WRITTEN PROBLEM
Find the lines in these entries that include the word "Task" and state how many there are, with no other words.
--- Start INPUT MATERIAL ---
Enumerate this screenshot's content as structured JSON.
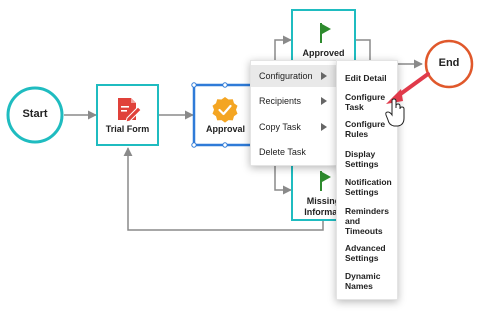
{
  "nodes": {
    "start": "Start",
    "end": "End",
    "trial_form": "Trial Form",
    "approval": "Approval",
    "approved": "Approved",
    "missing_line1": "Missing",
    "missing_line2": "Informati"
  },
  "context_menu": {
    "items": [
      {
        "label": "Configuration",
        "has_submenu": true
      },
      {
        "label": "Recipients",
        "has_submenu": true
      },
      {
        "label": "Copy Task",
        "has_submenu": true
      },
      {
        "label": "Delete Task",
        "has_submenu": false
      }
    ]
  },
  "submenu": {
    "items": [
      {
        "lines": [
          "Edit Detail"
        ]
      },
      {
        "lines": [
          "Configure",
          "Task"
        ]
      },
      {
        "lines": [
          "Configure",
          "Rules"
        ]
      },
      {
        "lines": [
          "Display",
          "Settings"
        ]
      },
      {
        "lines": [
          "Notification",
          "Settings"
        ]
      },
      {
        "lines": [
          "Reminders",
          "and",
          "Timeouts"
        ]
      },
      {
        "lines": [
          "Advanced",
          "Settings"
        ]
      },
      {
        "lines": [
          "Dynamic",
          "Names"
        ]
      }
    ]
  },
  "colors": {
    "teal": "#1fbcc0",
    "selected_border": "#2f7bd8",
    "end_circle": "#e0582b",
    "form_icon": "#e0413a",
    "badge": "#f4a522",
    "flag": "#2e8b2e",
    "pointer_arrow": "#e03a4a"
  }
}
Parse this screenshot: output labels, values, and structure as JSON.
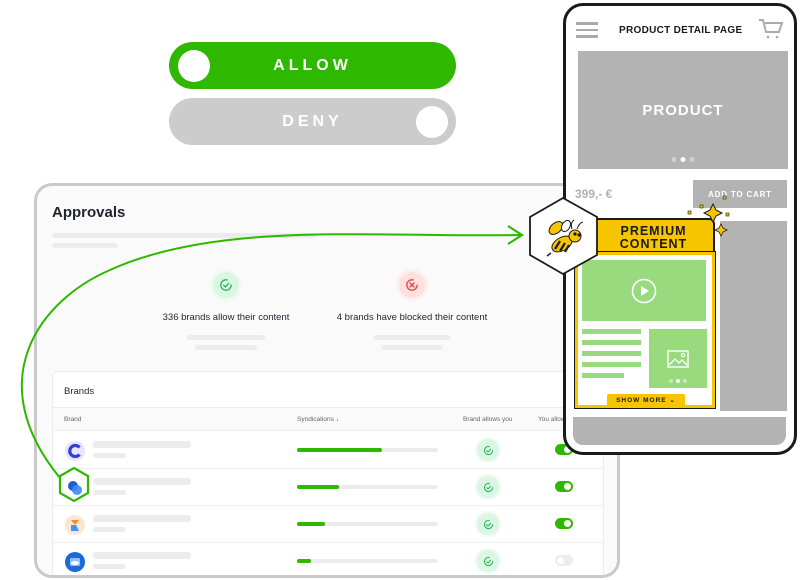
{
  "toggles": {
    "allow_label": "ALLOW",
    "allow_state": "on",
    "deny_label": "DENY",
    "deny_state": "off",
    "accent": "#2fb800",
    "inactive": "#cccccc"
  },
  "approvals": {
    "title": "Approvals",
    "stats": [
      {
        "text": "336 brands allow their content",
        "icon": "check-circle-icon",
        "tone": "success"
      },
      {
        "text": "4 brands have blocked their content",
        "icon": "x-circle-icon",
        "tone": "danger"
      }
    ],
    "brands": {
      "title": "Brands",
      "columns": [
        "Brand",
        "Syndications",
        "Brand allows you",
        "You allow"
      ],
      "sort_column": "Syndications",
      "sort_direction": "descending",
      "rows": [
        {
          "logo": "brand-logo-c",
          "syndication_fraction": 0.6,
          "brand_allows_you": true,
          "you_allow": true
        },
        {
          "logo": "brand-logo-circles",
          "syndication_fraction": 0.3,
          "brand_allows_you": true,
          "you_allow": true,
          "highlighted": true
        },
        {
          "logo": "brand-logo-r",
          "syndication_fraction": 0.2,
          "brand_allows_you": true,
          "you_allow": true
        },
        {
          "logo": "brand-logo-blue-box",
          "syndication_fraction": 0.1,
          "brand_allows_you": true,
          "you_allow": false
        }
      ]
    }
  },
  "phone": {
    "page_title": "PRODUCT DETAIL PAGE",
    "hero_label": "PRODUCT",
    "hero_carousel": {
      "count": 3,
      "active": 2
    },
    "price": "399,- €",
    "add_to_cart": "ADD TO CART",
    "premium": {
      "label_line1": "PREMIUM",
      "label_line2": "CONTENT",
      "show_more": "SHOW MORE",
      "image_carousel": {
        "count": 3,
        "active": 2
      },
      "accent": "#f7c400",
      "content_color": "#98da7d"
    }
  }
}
--- End INPUT MATERIAL ---
COMPLETE RESPONSE
3